● **PAGE TEXT**:
--------------------

Single by Charlie Worsham

from the album Rubberband
- Released: January 14, 2013
- Genre: Country
- Length: 3:24
- Label: Warner Bros. Nashville
- Songwriters: Charlie Worsham Ryan Tyndell Marty Dodson
- Producers: Charlie Worsham Ryan Tyndell

Charlie Worsham singles chronology
|  | "Could It Be" (2013) | "Want Me Too" (2013) |

= Could It Be (Charlie Worsham song) =

"Could It Be" is a song recorded by American country music artist Charlie Worsham. It was released in January 2013 as his debut single. It is included on his debut album, Rubberband, released on August 20, 2013 via Warner Bros. Records. The song was written by Worsham, Ryan Tyndell and Marty Dodson.

==Content==
In the song, the male narrator wakes to find that he and a female friend, after drinking too much alcohol have slept together. The song continues on as the singer wonders if they will become a relationship, pondering "Could it be the end of "Just friends" And the start of something more", or if they should "write it off, as a sweet mistake".

--------------------

● **DATA SHOWN**:
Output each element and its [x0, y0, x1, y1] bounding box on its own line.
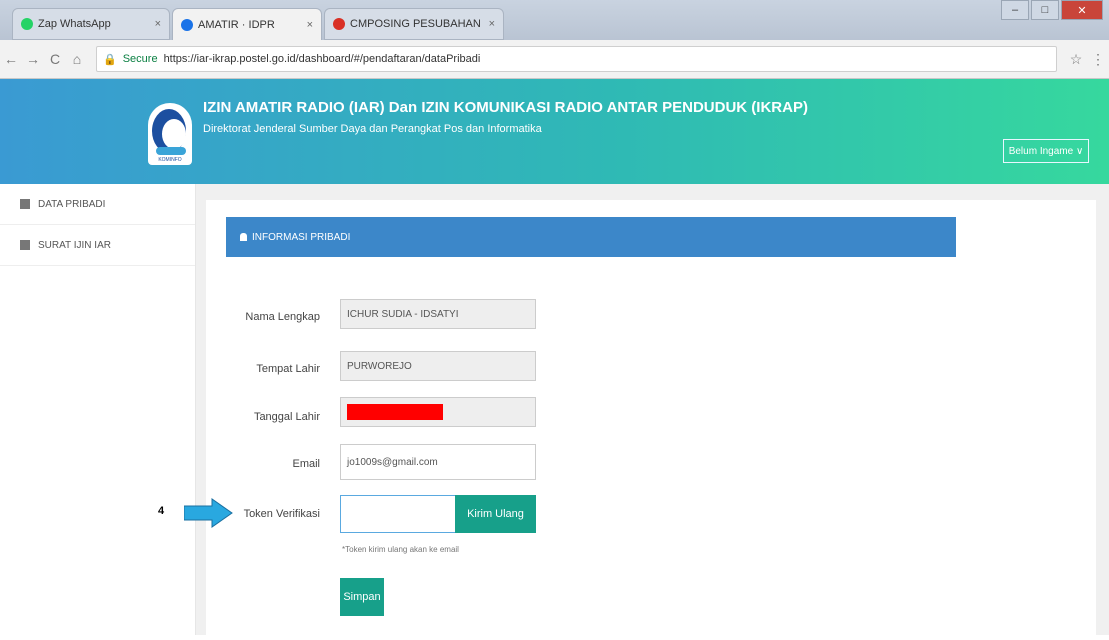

--------------------

● **SET TASKS**:
(1) According to the song article, who wrote "Could It Be"?
(2) Retype everything in the song article from "Charlie Worsham singles" down to "and Marty Dodson.".
The lines that come after the song article are separate material.

● **ANSWER SET**:
(1) Charlie Worsham, Ryan Tyndell and Marty Dodson wrote it.

(2)
Charlie Worsham singles chronology
|  | "Could It Be" (2013) | "Want Me Too" (2013) |

= Could It Be (Charlie Worsham song) =

"Could It Be" is a song recorded by American country music artist Charlie Worsham. It was released in January 2013 as his debut single. It is included on his debut album, Rubberband, released on August 20, 2013 via Warner Bros. Records. The song was written by Worsham, Ryan Tyndell and Marty Dodson.